Page extract =>

_ _ _ _

Proxmox Virtual Machine Hardware Settings – Network Adapters

  • Disable the Firewall checkbox. There is no need for Proxmox to do any firewall processing, we’re going to do all our firewall work on OPNsense anyway.
  • Use the VirtIO network device type. This provided the best performance in my testing.
  • Set the Multiqueue setting to 8. Currently, 8 is the maximum value for this setting. This provides additional parallel processing for the network adapter.

OPNsense Interface Settings

The first and most obvious settings to tinker with were the ones in Interfaces > Settings in OPNsense. As I wrote above, these provided mixed results for me and were not very predictable. In the end, after extensively testing each option one by one, I decided to leave all the hardware offloading turned off.

OPNsense Tunables (sysctl)

After testing a number of tunable options (some in bulk, and some individually), I arrived at this combination of settings which worked well for me.

These can probably be adjusted in configuration files if you like, but I did it through the web UI. After changing these values, it’s a good idea to reboot the firewall entirely, as some of the values are applied only at boot time.

The best overall guide which got me the most information was this FreeBSD Network Performance Tuning guide I linked above. I’m not going to go into as much detail here, and not everything set below was from this guide, but it was a great jumping off point for me.

hw.ibrs_disable=1

This is a CPU related tunable to mitigate a Spectre V2 vulnerability. A lot of people suggested that disabling it was helpful for performance.

net.isr.maxthreads=-1

This uncaps the amount of CPU’s which can be used for netisr processing. By default this aspect of the network stack on FreeBSD seems to be single threaded. This value of -1 for me resulted in 24 threads spawning (for my 24 CPU’s).

net.isr.bindthreads = 1

This binds each of the ISR threads to 1 CPU core, which makes sense to do since we are launching one per core. I’d guess that doing this will reduce interrupts.

net.isr.dispatch = deferred

Per this Github thread I linked earlier, it seems that changing this tunable to “deferred” or “hybrid” is required to make the other net.isr tunables do anything meaningful. So, I set mine to deferred.

_ _ _ _

What this task involves => Retype the entire extract on Proxmox and OPNsense network tuning word for word. You don't need the listing that comes next.

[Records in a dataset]
_ _ _ _

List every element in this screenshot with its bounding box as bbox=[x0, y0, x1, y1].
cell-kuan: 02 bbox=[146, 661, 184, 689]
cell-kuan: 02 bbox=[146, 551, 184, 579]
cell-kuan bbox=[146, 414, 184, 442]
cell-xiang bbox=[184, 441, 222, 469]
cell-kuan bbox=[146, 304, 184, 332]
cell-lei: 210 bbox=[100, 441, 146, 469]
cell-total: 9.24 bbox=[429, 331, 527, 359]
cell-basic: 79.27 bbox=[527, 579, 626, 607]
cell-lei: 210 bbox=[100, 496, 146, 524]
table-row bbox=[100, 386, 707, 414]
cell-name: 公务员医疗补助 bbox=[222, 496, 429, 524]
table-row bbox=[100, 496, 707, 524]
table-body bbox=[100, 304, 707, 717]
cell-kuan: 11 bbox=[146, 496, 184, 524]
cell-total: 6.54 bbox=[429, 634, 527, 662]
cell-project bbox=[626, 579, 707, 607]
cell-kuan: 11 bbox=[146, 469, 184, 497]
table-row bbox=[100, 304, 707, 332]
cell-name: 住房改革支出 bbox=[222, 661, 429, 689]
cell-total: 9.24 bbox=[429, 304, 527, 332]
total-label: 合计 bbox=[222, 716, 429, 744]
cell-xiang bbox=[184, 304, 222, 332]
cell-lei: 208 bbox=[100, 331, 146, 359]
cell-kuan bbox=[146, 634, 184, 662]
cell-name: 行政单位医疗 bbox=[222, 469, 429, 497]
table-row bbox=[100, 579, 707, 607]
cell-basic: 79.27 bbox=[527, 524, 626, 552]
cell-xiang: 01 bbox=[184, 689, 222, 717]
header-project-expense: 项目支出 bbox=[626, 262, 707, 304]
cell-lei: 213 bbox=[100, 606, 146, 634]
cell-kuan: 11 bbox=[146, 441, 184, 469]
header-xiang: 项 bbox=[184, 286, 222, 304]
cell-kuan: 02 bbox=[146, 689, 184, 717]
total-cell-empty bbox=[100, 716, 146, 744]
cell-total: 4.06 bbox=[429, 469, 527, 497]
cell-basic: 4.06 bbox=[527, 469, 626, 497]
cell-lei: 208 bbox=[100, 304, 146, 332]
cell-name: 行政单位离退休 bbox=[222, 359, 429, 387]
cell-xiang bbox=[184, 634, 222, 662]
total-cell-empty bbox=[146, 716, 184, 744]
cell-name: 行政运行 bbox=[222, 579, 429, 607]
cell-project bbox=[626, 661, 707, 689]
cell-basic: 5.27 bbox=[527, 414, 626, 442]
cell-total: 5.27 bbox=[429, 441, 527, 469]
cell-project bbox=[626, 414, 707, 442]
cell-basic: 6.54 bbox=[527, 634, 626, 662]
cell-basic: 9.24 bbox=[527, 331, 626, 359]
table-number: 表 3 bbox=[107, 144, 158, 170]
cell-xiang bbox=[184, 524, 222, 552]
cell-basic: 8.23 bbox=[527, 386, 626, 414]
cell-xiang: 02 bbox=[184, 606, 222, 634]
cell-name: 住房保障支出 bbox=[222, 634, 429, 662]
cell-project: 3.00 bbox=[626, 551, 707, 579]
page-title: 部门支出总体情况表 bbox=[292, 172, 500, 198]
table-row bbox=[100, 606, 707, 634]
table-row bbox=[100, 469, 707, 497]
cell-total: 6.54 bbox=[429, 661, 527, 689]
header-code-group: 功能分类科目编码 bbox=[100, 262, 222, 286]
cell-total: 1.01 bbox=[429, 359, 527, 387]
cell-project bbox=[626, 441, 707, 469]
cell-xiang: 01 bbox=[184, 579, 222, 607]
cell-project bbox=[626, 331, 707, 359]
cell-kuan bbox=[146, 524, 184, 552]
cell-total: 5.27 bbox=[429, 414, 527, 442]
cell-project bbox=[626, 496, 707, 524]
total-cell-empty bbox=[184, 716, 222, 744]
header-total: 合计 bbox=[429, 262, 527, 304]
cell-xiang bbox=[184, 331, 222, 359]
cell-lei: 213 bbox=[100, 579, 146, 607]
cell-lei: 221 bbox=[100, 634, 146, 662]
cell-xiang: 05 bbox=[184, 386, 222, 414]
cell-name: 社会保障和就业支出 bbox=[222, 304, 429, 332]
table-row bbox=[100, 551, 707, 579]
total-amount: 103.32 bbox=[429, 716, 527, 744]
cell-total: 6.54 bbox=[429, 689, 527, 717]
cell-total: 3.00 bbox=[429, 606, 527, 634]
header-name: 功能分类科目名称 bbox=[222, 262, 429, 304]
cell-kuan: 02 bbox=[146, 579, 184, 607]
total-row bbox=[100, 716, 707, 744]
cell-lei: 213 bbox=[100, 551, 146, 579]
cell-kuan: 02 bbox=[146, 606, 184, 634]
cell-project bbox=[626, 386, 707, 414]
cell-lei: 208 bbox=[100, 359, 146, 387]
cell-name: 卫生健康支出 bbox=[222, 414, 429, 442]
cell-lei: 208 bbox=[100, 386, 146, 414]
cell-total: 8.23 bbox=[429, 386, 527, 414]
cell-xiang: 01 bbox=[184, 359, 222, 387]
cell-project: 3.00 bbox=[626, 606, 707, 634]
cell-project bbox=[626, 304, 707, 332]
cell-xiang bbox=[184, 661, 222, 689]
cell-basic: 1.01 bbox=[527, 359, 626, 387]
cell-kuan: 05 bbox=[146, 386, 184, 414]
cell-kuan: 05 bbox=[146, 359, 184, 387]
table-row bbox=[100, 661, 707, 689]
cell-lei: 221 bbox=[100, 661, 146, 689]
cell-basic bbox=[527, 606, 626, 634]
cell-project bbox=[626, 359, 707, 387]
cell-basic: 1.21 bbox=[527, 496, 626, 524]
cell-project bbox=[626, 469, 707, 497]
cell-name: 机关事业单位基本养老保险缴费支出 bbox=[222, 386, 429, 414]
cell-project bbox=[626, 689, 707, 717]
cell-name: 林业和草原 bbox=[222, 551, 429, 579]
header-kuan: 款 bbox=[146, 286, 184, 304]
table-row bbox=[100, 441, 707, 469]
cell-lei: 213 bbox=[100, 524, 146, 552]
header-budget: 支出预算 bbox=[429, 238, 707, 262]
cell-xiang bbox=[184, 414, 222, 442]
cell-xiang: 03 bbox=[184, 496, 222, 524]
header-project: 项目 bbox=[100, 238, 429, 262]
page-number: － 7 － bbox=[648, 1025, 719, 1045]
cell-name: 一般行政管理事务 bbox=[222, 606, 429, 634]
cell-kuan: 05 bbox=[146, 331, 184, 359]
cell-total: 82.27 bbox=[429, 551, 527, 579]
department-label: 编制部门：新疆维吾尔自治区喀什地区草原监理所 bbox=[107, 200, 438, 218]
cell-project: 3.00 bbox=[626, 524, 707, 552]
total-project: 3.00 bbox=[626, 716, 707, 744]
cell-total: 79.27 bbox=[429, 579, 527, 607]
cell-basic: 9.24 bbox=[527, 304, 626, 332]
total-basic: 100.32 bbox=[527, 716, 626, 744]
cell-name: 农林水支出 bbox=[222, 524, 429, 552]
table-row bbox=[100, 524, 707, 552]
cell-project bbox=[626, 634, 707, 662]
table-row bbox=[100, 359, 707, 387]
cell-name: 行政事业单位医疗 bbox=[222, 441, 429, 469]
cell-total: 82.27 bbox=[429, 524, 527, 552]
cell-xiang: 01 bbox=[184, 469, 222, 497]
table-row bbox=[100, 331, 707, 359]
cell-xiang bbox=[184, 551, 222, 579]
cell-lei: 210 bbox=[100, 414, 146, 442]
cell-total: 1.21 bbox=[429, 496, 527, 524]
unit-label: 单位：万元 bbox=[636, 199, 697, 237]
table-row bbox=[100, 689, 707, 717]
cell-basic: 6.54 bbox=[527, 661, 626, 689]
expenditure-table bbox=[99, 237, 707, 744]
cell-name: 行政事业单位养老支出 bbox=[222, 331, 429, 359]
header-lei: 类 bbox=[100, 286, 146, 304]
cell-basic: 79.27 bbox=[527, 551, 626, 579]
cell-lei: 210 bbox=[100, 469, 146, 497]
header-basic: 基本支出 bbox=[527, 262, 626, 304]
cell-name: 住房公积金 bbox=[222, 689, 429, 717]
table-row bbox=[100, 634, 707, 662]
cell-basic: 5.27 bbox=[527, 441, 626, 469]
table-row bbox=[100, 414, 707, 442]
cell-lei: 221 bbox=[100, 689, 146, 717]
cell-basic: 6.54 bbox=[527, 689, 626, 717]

_ _ _ _

Task answer =>
Proxmox Virtual Machine Hardware Settings – Network Adapters

  • Disable the Firewall checkbox. There is no need for Proxmox to do any firewall processing, we’re going to do all our firewall work on OPNsense anyway.
  • Use the VirtIO network device type. This provided the best performance in my testing.
  • Set the Multiqueue setting to 8. Currently, 8 is the maximum value for this setting. This provides additional parallel processing for the network adapter.

OPNsense Interface Settings

The first and most obvious settings to tinker with were the ones in Interfaces > Settings in OPNsense. As I wrote above, these provided mixed results for me and were not very predictable. In the end, after extensively testing each option one by one, I decided to leave all the hardware offloading turned off.

OPNsense Tunables (sysctl)

After testing a number of tunable options (some in bulk, and some individually), I arrived at this combination of settings which worked well for me.

These can probably be adjusted in configuration files if you like, but I did it through the web UI. After changing these values, it’s a good idea to reboot the firewall entirely, as some of the values are applied only at boot time.

The best overall guide which got me the most information was this FreeBSD Network Performance Tuning guide I linked above. I’m not going to go into as much detail here, and not everything set below was from this guide, but it was a great jumping off point for me.

hw.ibrs_disable=1

This is a CPU related tunable to mitigate a Spectre V2 vulnerability. A lot of people suggested that disabling it was helpful for performance.

net.isr.maxthreads=-1

This uncaps the amount of CPU’s which can be used for netisr processing. By default this aspect of the network stack on FreeBSD seems to be single threaded. This value of -1 for me resulted in 24 threads spawning (for my 24 CPU’s).

net.isr.bindthreads = 1

This binds each of the ISR threads to 1 CPU core, which makes sense to do since we are launching one per core. I’d guess that doing this will reduce interrupts.

net.isr.dispatch = deferred

Per this Github thread I linked earlier, it seems that changing this tunable to “deferred” or “hybrid” is required to make the other net.isr tunables do anything meaningful. So, I set mine to deferred.